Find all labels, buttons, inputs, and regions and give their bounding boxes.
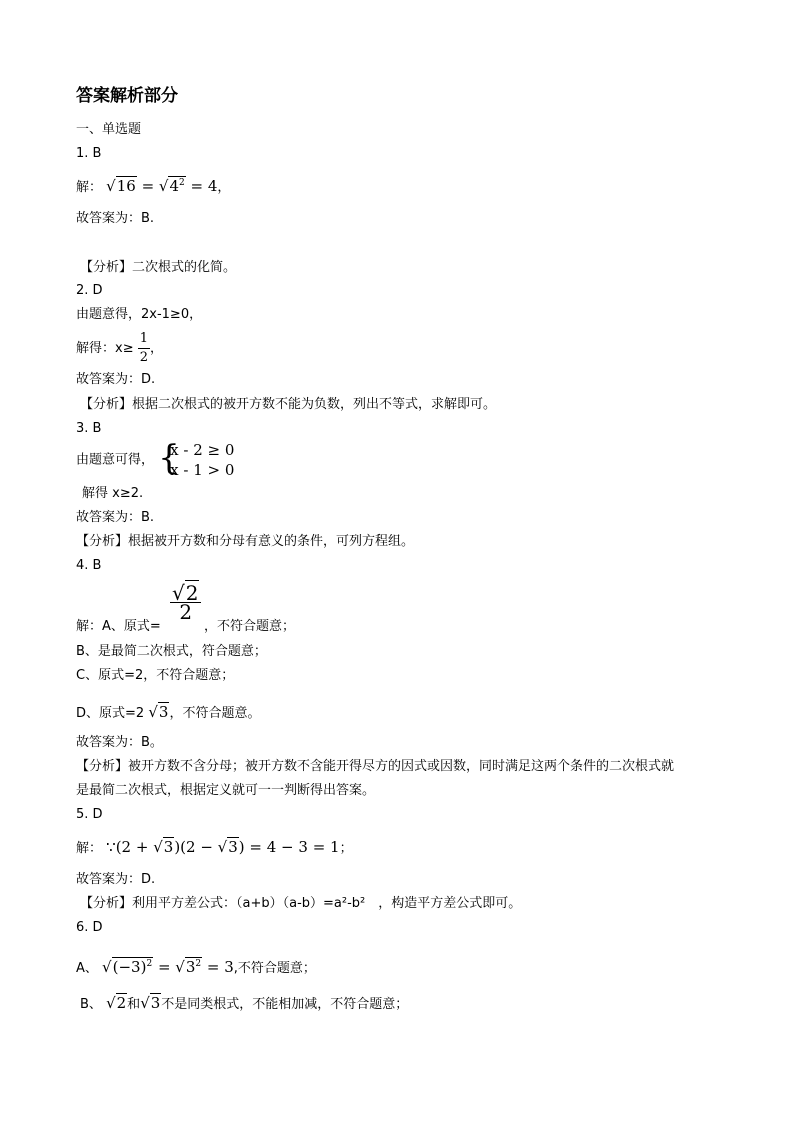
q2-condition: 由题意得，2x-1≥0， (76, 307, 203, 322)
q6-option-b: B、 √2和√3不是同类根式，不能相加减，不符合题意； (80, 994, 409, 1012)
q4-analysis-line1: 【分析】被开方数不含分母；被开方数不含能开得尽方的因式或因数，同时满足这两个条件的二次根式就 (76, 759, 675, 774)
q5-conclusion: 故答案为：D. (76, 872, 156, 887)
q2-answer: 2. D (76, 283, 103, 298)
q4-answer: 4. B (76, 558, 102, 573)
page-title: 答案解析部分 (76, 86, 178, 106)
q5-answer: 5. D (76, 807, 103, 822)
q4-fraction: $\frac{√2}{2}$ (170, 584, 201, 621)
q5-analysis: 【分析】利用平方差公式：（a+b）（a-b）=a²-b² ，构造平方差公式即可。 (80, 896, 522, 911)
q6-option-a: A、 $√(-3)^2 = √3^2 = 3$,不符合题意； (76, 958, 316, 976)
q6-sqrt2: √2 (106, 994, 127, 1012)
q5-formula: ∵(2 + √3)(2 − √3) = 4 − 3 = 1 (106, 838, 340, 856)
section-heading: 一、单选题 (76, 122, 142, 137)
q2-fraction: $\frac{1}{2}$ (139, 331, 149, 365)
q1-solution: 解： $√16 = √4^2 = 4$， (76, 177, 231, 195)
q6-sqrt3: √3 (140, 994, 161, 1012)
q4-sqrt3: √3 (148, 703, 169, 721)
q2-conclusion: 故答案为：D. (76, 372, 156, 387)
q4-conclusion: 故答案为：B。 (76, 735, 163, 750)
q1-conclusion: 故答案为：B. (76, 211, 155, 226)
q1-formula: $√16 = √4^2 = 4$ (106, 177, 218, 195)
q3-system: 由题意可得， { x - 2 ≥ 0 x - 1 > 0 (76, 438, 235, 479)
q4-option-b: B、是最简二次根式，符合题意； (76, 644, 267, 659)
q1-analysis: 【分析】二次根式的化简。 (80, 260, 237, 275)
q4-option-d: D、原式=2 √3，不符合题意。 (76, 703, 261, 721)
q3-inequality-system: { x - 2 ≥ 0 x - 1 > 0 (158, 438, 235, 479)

──────────

### WHAT IS NEEDED:
How many lines in the listing above contain the string "answer"? Reply with the number only.

### EXERCISE OUTPUT:
3